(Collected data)
□ □ □ □ □ □ □

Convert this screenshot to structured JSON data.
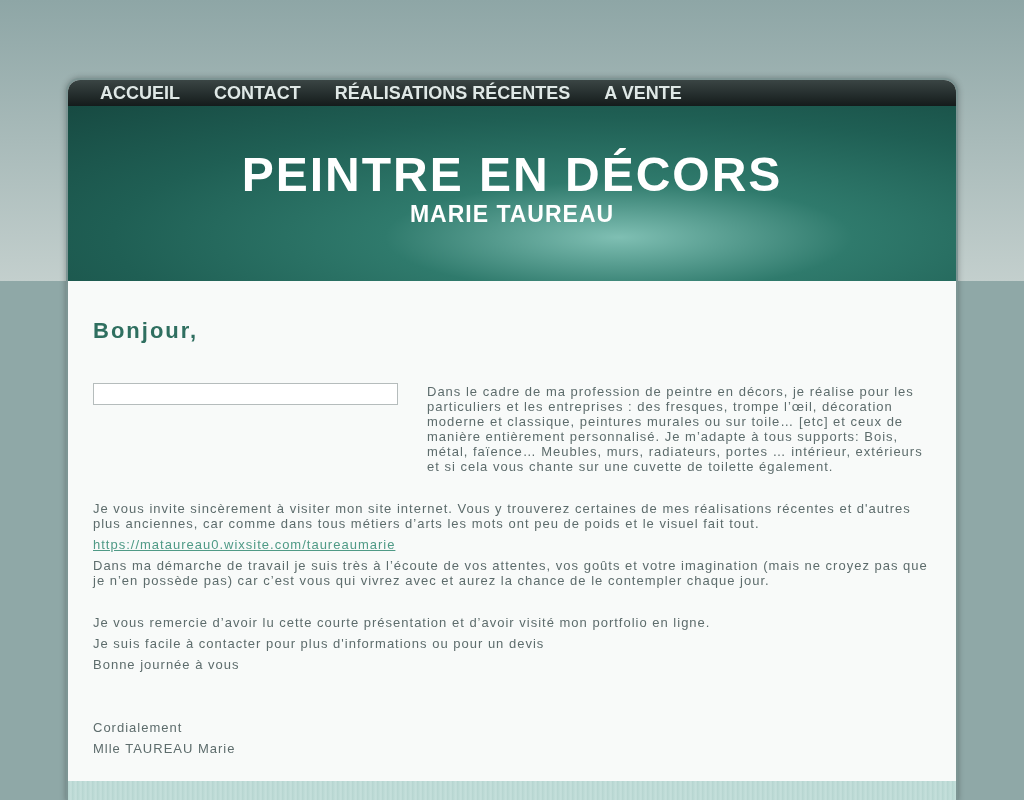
{
  "nav": [
    {
      "label": "ACCUEIL"
    },
    {
      "label": "CONTACT"
    },
    {
      "label": "RÉALISATIONS RÉCENTES"
    },
    {
      "label": "A VENTE"
    }
  ],
  "banner": {
    "title": "PEINTRE EN DÉCORS",
    "subtitle": "MARIE TAUREAU"
  },
  "heading": "Bonjour,",
  "groups": [
    [
      {
        "kind": "text",
        "text": "Dans le cadre de ma profession de peintre en décors, je réalise pour les particuliers et les entreprises : des fresques, trompe l’œil, décoration moderne et classique, peintures murales ou sur toile… [etc] et ceux de manière entièrement personnalisé. Je m’adapte à tous supports: Bois, métal, faïence… Meubles, murs, radiateurs, portes … intérieur, extérieurs et si cela vous chante sur une cuvette de toilette également."
      }
    ],
    [
      {
        "kind": "text",
        "text": "Je vous invite sincèrement à visiter mon site internet. Vous y trouverez certaines de mes réalisations récentes et d'autres plus anciennes, car comme dans tous métiers d’arts les mots ont peu de poids et le visuel fait tout."
      },
      {
        "kind": "link",
        "text": "https://mataureau0.wixsite.com/taureaumarie"
      },
      {
        "kind": "text",
        "text": "Dans ma démarche de travail je suis très à l’écoute de vos attentes, vos goûts et votre imagination (mais ne croyez pas que je n’en possède pas) car c’est vous qui vivrez avec et aurez la chance de le contempler chaque jour."
      }
    ],
    [
      {
        "kind": "text",
        "text": "Je vous remercie d’avoir lu cette courte présentation et d’avoir visité mon portfolio en ligne."
      },
      {
        "kind": "text",
        "text": "Je suis facile à contacter pour plus d'informations ou pour un devis"
      },
      {
        "kind": "text",
        "text": "Bonne journée à vous"
      }
    ],
    [
      {
        "kind": "text",
        "text": "Cordialement"
      },
      {
        "kind": "text",
        "text": "Mlle TAUREAU Marie"
      }
    ]
  ]
}
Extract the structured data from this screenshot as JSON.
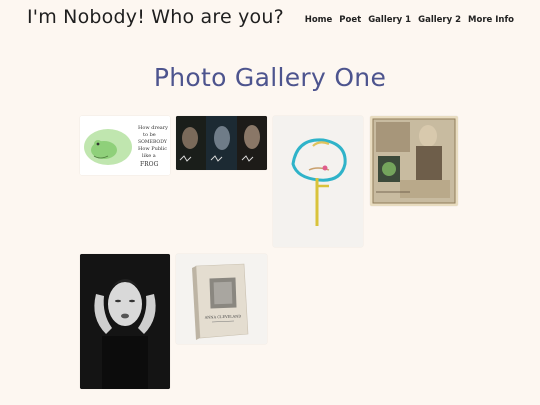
{
  "site": {
    "title": "I'm Nobody! Who are you?"
  },
  "nav": {
    "items": [
      {
        "label": "Home"
      },
      {
        "label": "Poet"
      },
      {
        "label": "Gallery 1"
      },
      {
        "label": "Gallery 2"
      },
      {
        "label": "More Info"
      }
    ]
  },
  "gallery": {
    "heading": "Photo Gallery One",
    "images": [
      {
        "name": "frog-watercolor",
        "caption_lines": [
          "How dreary",
          "to be",
          "SOMEBODY",
          "How Public",
          "like a",
          "FROG"
        ]
      },
      {
        "name": "movie-stills"
      },
      {
        "name": "abstract-painting"
      },
      {
        "name": "collage-portrait"
      },
      {
        "name": "bw-portrait"
      },
      {
        "name": "book-cover",
        "cover_title": "ANNA CLEVELAND"
      }
    ]
  },
  "colors": {
    "background": "#fdf7f1",
    "heading": "#4d548e",
    "text": "#222222"
  }
}
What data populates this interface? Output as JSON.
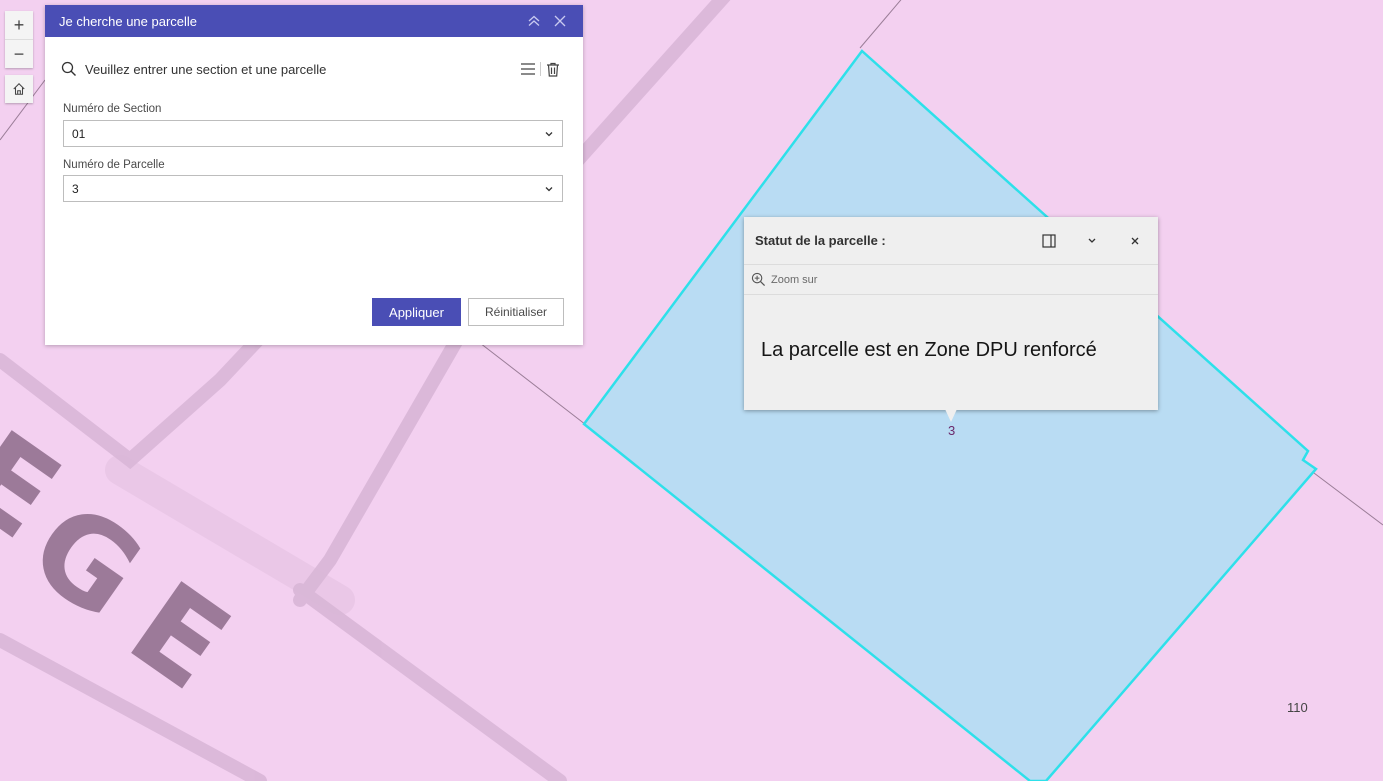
{
  "map": {
    "parcel_label": "3",
    "corner_number": "110",
    "colors": {
      "background": "#f3d0f0",
      "parcel_fill": "#b9dcf3",
      "parcel_outline": "#2ee0ea"
    }
  },
  "map_controls": {
    "zoom_in": "+",
    "zoom_out": "−"
  },
  "widget": {
    "title": "Je cherche une parcelle",
    "prompt": "Veuillez entrer une section et une parcelle",
    "section_label": "Numéro de Section",
    "section_value": "01",
    "parcel_label": "Numéro de Parcelle",
    "parcel_value": "3",
    "apply_label": "Appliquer",
    "reset_label": "Réinitialiser",
    "accent": "#4a4eb5"
  },
  "popup": {
    "title": "Statut de la parcelle :",
    "zoom_label": "Zoom sur",
    "content": "La parcelle est en Zone DPU renforcé"
  }
}
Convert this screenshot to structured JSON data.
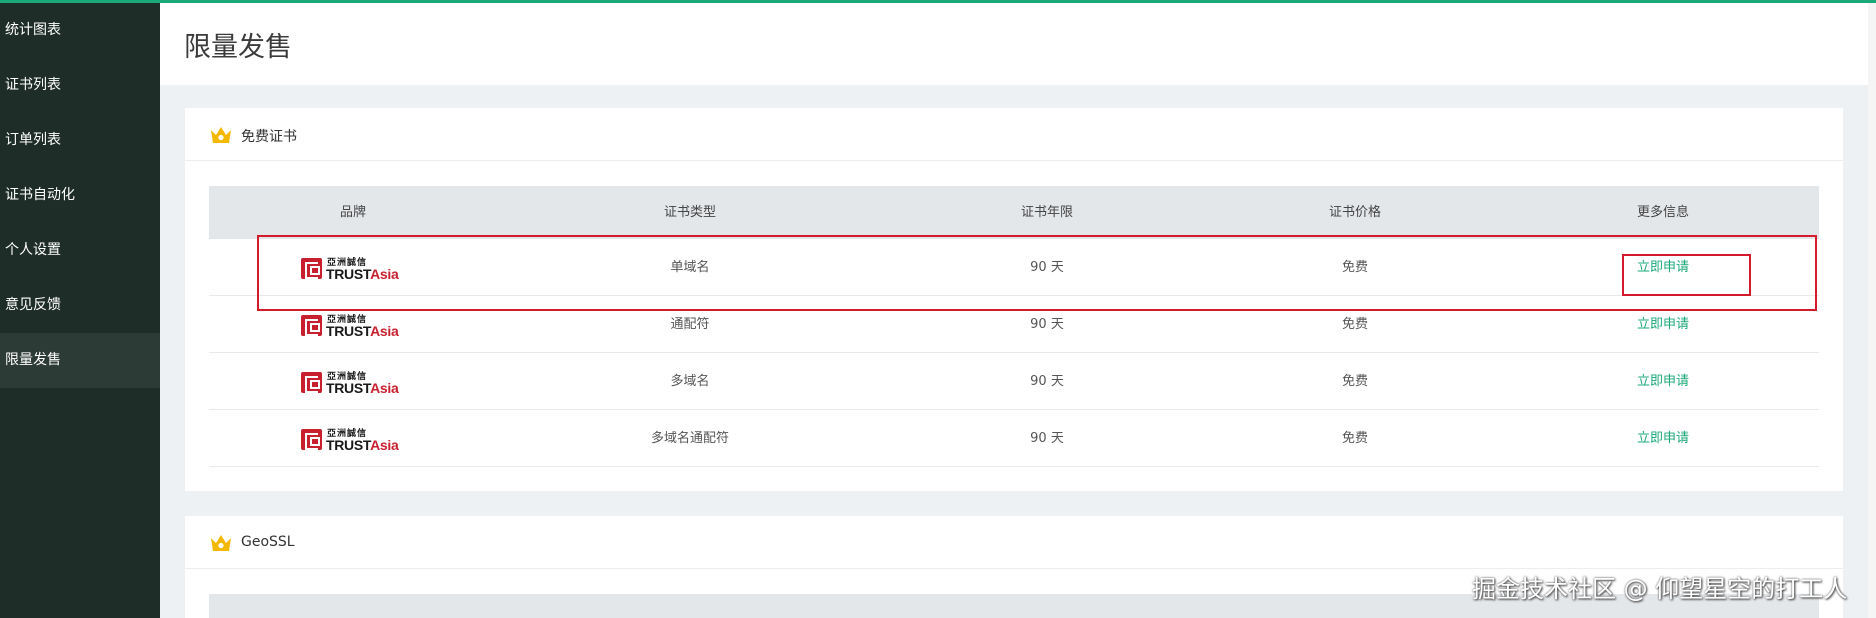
{
  "sidebar": {
    "items": [
      {
        "label": "统计图表"
      },
      {
        "label": "证书列表"
      },
      {
        "label": "订单列表"
      },
      {
        "label": "证书自动化"
      },
      {
        "label": "个人设置"
      },
      {
        "label": "意见反馈"
      },
      {
        "label": "限量发售",
        "active": true
      }
    ]
  },
  "page": {
    "title": "限量发售"
  },
  "free_section": {
    "title": "免费证书",
    "icon": "crown-icon",
    "columns": [
      "品牌",
      "证书类型",
      "证书年限",
      "证书价格",
      "更多信息"
    ],
    "rows": [
      {
        "brand_cn": "亞洲誠信",
        "brand_en_a": "TRUST",
        "brand_en_b": "Asia",
        "type": "单域名",
        "years": "90 天",
        "price": "免费",
        "action": "立即申请"
      },
      {
        "brand_cn": "亞洲誠信",
        "brand_en_a": "TRUST",
        "brand_en_b": "Asia",
        "type": "通配符",
        "years": "90 天",
        "price": "免费",
        "action": "立即申请"
      },
      {
        "brand_cn": "亞洲誠信",
        "brand_en_a": "TRUST",
        "brand_en_b": "Asia",
        "type": "多域名",
        "years": "90 天",
        "price": "免费",
        "action": "立即申请"
      },
      {
        "brand_cn": "亞洲誠信",
        "brand_en_a": "TRUST",
        "brand_en_b": "Asia",
        "type": "多域名通配符",
        "years": "90 天",
        "price": "免费",
        "action": "立即申请"
      }
    ]
  },
  "geossl_section": {
    "title": "GeoSSL",
    "icon": "crown-icon"
  },
  "watermark": "掘金技术社区 @ 仰望星空的打工人",
  "colors": {
    "accent": "#1aa877",
    "sidebar_bg": "#1f2d29",
    "highlight": "#d41b2c"
  }
}
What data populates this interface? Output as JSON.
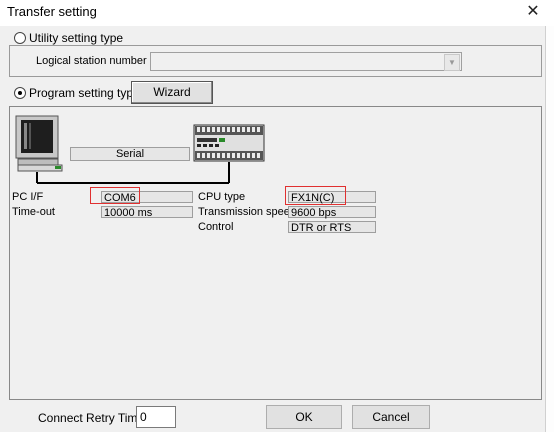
{
  "window": {
    "title": "Transfer setting",
    "close_glyph": "✕"
  },
  "utility": {
    "radio_label": "Utility setting type",
    "checked": false
  },
  "logical_station": {
    "label": "Logical station number",
    "value": ""
  },
  "program": {
    "radio_label": "Program setting type",
    "checked": true,
    "wizard_label": "Wizard"
  },
  "diagram": {
    "connection_label": "Serial",
    "pc": {
      "if_label": "PC I/F",
      "if_value": "COM6",
      "timeout_label": "Time-out",
      "timeout_value": "10000 ms"
    },
    "plc": {
      "cpu_label": "CPU type",
      "cpu_value": "FX1N(C)",
      "speed_label": "Transmission speed",
      "speed_value": "9600 bps",
      "control_label": "Control",
      "control_value": "DTR or RTS"
    },
    "highlight_color": "#e03030"
  },
  "footer": {
    "retry_label": "Connect Retry Times",
    "retry_value": "0",
    "ok_label": "OK",
    "cancel_label": "Cancel"
  },
  "icons": [
    "close-icon",
    "computer-icon",
    "plc-icon",
    "chevron-down-icon"
  ]
}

□ □ □ □ □ □ □

- [INSTRUCTIONS TO FOLLOW]: Quote every line word for word and keep the images out of the copy.

- [FINISHED EXERCISE]:
Convert this screenshot to structured JSON data.
{
  "nav": [
    {
      "label": "ACCUEIL"
    },
    {
      "label": "CONTACT"
    },
    {
      "label": "RÉALISATIONS RÉCENTES"
    },
    {
      "label": "A VENTE"
    }
  ],
  "banner": {
    "title": "PEINTRE EN DÉCORS",
    "subtitle": "MARIE TAUREAU"
  },
  "heading": "Bonjour,",
  "groups": [
    [
      {
        "kind": "text",
        "text": "Dans le cadre de ma profession de peintre en décors, je réalise pour les particuliers et les entreprises : des fresques, trompe l’œil, décoration moderne et classique, peintures murales ou sur toile… [etc] et ceux de manière entièrement personnalisé. Je m’adapte à tous supports: Bois, métal, faïence… Meubles, murs, radiateurs, portes … intérieur, extérieurs et si cela vous chante sur une cuvette de toilette également."
      }
    ],
    [
      {
        "kind": "text",
        "text": "Je vous invite sincèrement à visiter mon site internet. Vous y trouverez certaines de mes réalisations récentes et d'autres plus anciennes, car comme dans tous métiers d’arts les mots ont peu de poids et le visuel fait tout."
      },
      {
        "kind": "link",
        "text": "https://mataureau0.wixsite.com/taureaumarie"
      },
      {
        "kind": "text",
        "text": "Dans ma démarche de travail je suis très à l’écoute de vos attentes, vos goûts et votre imagination (mais ne croyez pas que je n’en possède pas) car c’est vous qui vivrez avec et aurez la chance de le contempler chaque jour."
      }
    ],
    [
      {
        "kind": "text",
        "text": "Je vous remercie d’avoir lu cette courte présentation et d’avoir visité mon portfolio en ligne."
      },
      {
        "kind": "text",
        "text": "Je suis facile à contacter pour plus d'informations ou pour un devis"
      },
      {
        "kind": "text",
        "text": "Bonne journée à vous"
      }
    ],
    [
      {
        "kind": "text",
        "text": "Cordialement"
      },
      {
        "kind": "text",
        "text": "Mlle TAUREAU Marie"
      }
    ]
  ]
}
Extract the structured data from this screenshot as JSON.
{
  "site": {
    "title": "I'm Nobody! Who are you?"
  },
  "nav": {
    "items": [
      {
        "label": "Home"
      },
      {
        "label": "Poet"
      },
      {
        "label": "Gallery 1"
      },
      {
        "label": "Gallery 2"
      },
      {
        "label": "More Info"
      }
    ]
  },
  "gallery": {
    "heading": "Photo Gallery One",
    "images": [
      {
        "name": "frog-watercolor",
        "caption_lines": [
          "How dreary",
          "to be",
          "SOMEBODY",
          "How Public",
          "like a",
          "FROG"
        ]
      },
      {
        "name": "movie-stills"
      },
      {
        "name": "abstract-painting"
      },
      {
        "name": "collage-portrait"
      },
      {
        "name": "bw-portrait"
      },
      {
        "name": "book-cover",
        "cover_title": "ANNA CLEVELAND"
      }
    ]
  },
  "colors": {
    "background": "#fdf7f1",
    "heading": "#4d548e",
    "text": "#222222"
  }
}
What data populates this interface? Output as JSON.
{
  "map": {
    "parcel_label": "3",
    "corner_number": "110",
    "colors": {
      "background": "#f3d0f0",
      "parcel_fill": "#b9dcf3",
      "parcel_outline": "#2ee0ea"
    }
  },
  "map_controls": {
    "zoom_in": "+",
    "zoom_out": "−"
  },
  "widget": {
    "title": "Je cherche une parcelle",
    "prompt": "Veuillez entrer une section et une parcelle",
    "section_label": "Numéro de Section",
    "section_value": "01",
    "parcel_label": "Numéro de Parcelle",
    "parcel_value": "3",
    "apply_label": "Appliquer",
    "reset_label": "Réinitialiser",
    "accent": "#4a4eb5"
  },
  "popup": {
    "title": "Statut de la parcelle :",
    "zoom_label": "Zoom sur",
    "content": "La parcelle est en Zone DPU renforcé"
  }
}
Convert this screenshot to structured JSON data.
{
  "sidebar": {
    "items": [
      {
        "label": "统计图表"
      },
      {
        "label": "证书列表"
      },
      {
        "label": "订单列表"
      },
      {
        "label": "证书自动化"
      },
      {
        "label": "个人设置"
      },
      {
        "label": "意见反馈"
      },
      {
        "label": "限量发售",
        "active": true
      }
    ]
  },
  "page": {
    "title": "限量发售"
  },
  "free_section": {
    "title": "免费证书",
    "icon": "crown-icon",
    "columns": [
      "品牌",
      "证书类型",
      "证书年限",
      "证书价格",
      "更多信息"
    ],
    "rows": [
      {
        "brand_cn": "亞洲誠信",
        "brand_en_a": "TRUST",
        "brand_en_b": "Asia",
        "type": "单域名",
        "years": "90 天",
        "price": "免费",
        "action": "立即申请"
      },
      {
        "brand_cn": "亞洲誠信",
        "brand_en_a": "TRUST",
        "brand_en_b": "Asia",
        "type": "通配符",
        "years": "90 天",
        "price": "免费",
        "action": "立即申请"
      },
      {
        "brand_cn": "亞洲誠信",
        "brand_en_a": "TRUST",
        "brand_en_b": "Asia",
        "type": "多域名",
        "years": "90 天",
        "price": "免费",
        "action": "立即申请"
      },
      {
        "brand_cn": "亞洲誠信",
        "brand_en_a": "TRUST",
        "brand_en_b": "Asia",
        "type": "多域名通配符",
        "years": "90 天",
        "price": "免费",
        "action": "立即申请"
      }
    ]
  },
  "geossl_section": {
    "title": "GeoSSL",
    "icon": "crown-icon"
  },
  "watermark": "掘金技术社区 @ 仰望星空的打工人",
  "colors": {
    "accent": "#1aa877",
    "sidebar_bg": "#1f2d29",
    "highlight": "#d41b2c"
  }
}
What data populates this interface? Output as JSON.
{
  "window": {
    "title": "Transfer setting",
    "close_glyph": "✕"
  },
  "utility": {
    "radio_label": "Utility setting type",
    "checked": false
  },
  "logical_station": {
    "label": "Logical station number",
    "value": ""
  },
  "program": {
    "radio_label": "Program setting type",
    "checked": true,
    "wizard_label": "Wizard"
  },
  "diagram": {
    "connection_label": "Serial",
    "pc": {
      "if_label": "PC I/F",
      "if_value": "COM6",
      "timeout_label": "Time-out",
      "timeout_value": "10000 ms"
    },
    "plc": {
      "cpu_label": "CPU type",
      "cpu_value": "FX1N(C)",
      "speed_label": "Transmission speed",
      "speed_value": "9600 bps",
      "control_label": "Control",
      "control_value": "DTR or RTS"
    },
    "highlight_color": "#e03030"
  },
  "footer": {
    "retry_label": "Connect Retry Times",
    "retry_value": "0",
    "ok_label": "OK",
    "cancel_label": "Cancel"
  },
  "icons": [
    "close-icon",
    "computer-icon",
    "plc-icon",
    "chevron-down-icon"
  ]
}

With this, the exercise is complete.